| Work required |
Scan the lines below for the word "this". Copy each line you find it in.

==== Supplied data ====

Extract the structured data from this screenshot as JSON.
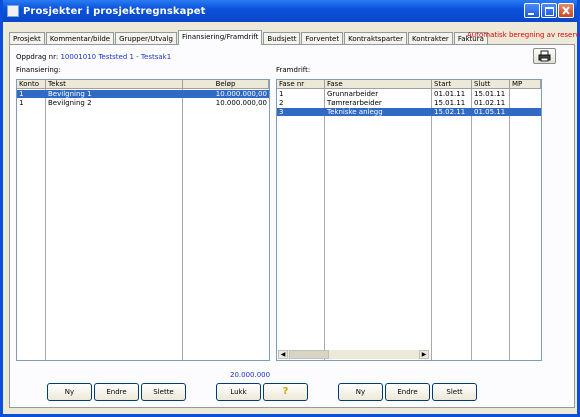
{
  "window": {
    "title": "Prosjekter i prosjektregnskapet"
  },
  "tabs": [
    {
      "label": "Prosjekt"
    },
    {
      "label": "Kommentar/bilde"
    },
    {
      "label": "Grupper/Utvalg"
    },
    {
      "label": "Finansiering/Framdrift"
    },
    {
      "label": "Budsjett"
    },
    {
      "label": "Forventet"
    },
    {
      "label": "Kontraktsparter"
    },
    {
      "label": "Kontrakter"
    },
    {
      "label": "Faktura"
    }
  ],
  "auto_calc": "Automatisk beregning av reserver!",
  "oppdrag": {
    "label": "Oppdrag nr:",
    "number": "10001010",
    "name": "Teststed 1 - Testsak1"
  },
  "financing": {
    "label": "Finansiering:",
    "columns": [
      "Konto",
      "Tekst",
      "Beløp"
    ],
    "rows": [
      {
        "konto": "1",
        "tekst": "Bevilgning 1",
        "belop": "10.000.000,00"
      },
      {
        "konto": "1",
        "tekst": "Bevilgning 2",
        "belop": "10.000.000,00"
      }
    ],
    "total": "20.000.000"
  },
  "progress": {
    "label": "Framdrift:",
    "columns": [
      "Fase nr",
      "Fase",
      "Start",
      "Slutt",
      "MP"
    ],
    "rows": [
      {
        "nr": "1",
        "fase": "Grunnarbeider",
        "start": "01.01.11",
        "slutt": "15.01.11",
        "mp": ""
      },
      {
        "nr": "2",
        "fase": "Tømrerarbeider",
        "start": "15.01.11",
        "slutt": "01.02.11",
        "mp": ""
      },
      {
        "nr": "3",
        "fase": "Tekniske anlegg",
        "start": "15.02.11",
        "slutt": "01.05.11",
        "mp": ""
      }
    ]
  },
  "buttons": {
    "ny": "Ny",
    "endre": "Endre",
    "slette": "Slette",
    "lukk": "Lukk",
    "help": "?",
    "ny2": "Ny",
    "endre2": "Endre",
    "slett": "Slett"
  },
  "colors": {
    "title_bar": "#0a52db",
    "selection": "#316ac5",
    "warning": "#e00000",
    "link": "#1b32c8"
  }
}
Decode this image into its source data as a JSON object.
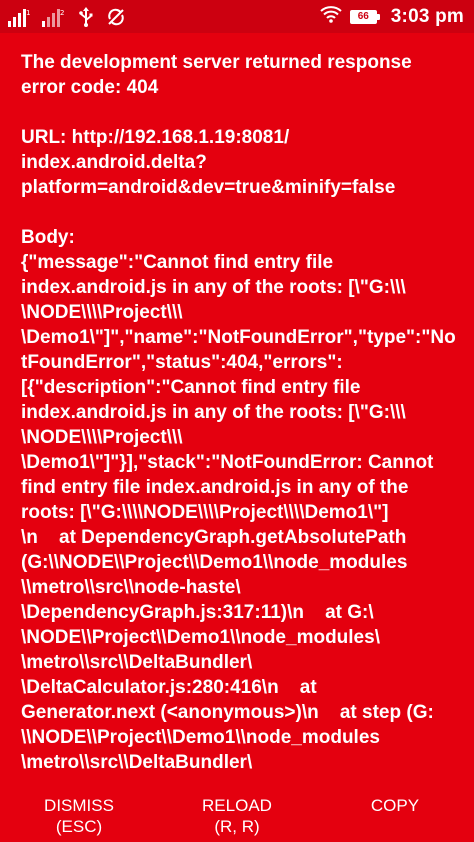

====

| Exercise answer |
Extract the structured data from this screenshot as JSON.
Decode this image into its source data as a JSON object.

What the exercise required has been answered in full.